» TO DO: Print the entries verbatim, leaving out the images they contain.

» DATASET:
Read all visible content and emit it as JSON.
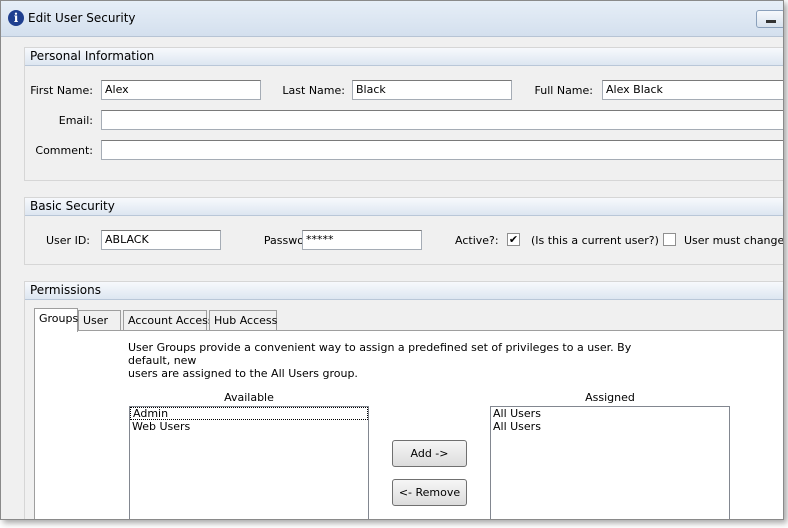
{
  "window": {
    "title": "Edit User Security"
  },
  "personal": {
    "header": "Personal Information",
    "first_name_label": "First Name:",
    "first_name": "Alex",
    "last_name_label": "Last Name:",
    "last_name": "Black",
    "full_name_label": "Full Name:",
    "full_name": "Alex Black",
    "email_label": "Email:",
    "email": "",
    "comment_label": "Comment:",
    "comment": ""
  },
  "security": {
    "header": "Basic Security",
    "user_id_label": "User ID:",
    "user_id": "ABLACK",
    "password_label": "Password:",
    "password": "*****",
    "active_label": "Active?:",
    "active_checked": true,
    "active_hint": "(Is this a current user?)",
    "must_change_checked": false,
    "must_change_label": "User must change pa"
  },
  "permissions": {
    "header": "Permissions",
    "tabs": [
      {
        "label": "Groups",
        "active": true
      },
      {
        "label": "User",
        "active": false
      },
      {
        "label": "Account Access",
        "active": false
      },
      {
        "label": "Hub Access",
        "active": false
      }
    ],
    "description_line1": "User Groups provide a convenient way to assign a predefined set of privileges to a user.  By default, new",
    "description_line2": "users are assigned to the All Users group.",
    "available_label": "Available",
    "available": [
      "Admin",
      "Web Users"
    ],
    "assigned_label": "Assigned",
    "assigned": [
      "All Users",
      "All Users"
    ],
    "add_button": "Add ->",
    "remove_button": "<- Remove"
  }
}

» EXERCISE ANSWER:
Read all visible content and emit it as JSON.
{
  "window": {
    "title": "Edit User Security"
  },
  "personal": {
    "header": "Personal Information",
    "first_name_label": "First Name:",
    "first_name": "Alex",
    "last_name_label": "Last Name:",
    "last_name": "Black",
    "full_name_label": "Full Name:",
    "full_name": "Alex Black",
    "email_label": "Email:",
    "email": "",
    "comment_label": "Comment:",
    "comment": ""
  },
  "security": {
    "header": "Basic Security",
    "user_id_label": "User ID:",
    "user_id": "ABLACK",
    "password_label": "Password:",
    "password": "*****",
    "active_label": "Active?:",
    "active_checked": true,
    "active_hint": "(Is this a current user?)",
    "must_change_checked": false,
    "must_change_label": "User must change pa"
  },
  "permissions": {
    "header": "Permissions",
    "tabs": [
      {
        "label": "Groups",
        "active": true
      },
      {
        "label": "User",
        "active": false
      },
      {
        "label": "Account Access",
        "active": false
      },
      {
        "label": "Hub Access",
        "active": false
      }
    ],
    "description_line1": "User Groups provide a convenient way to assign a predefined set of privileges to a user.  By default, new",
    "description_line2": "users are assigned to the All Users group.",
    "available_label": "Available",
    "available": [
      "Admin",
      "Web Users"
    ],
    "assigned_label": "Assigned",
    "assigned": [
      "All Users",
      "All Users"
    ],
    "add_button": "Add ->",
    "remove_button": "<- Remove"
  }
}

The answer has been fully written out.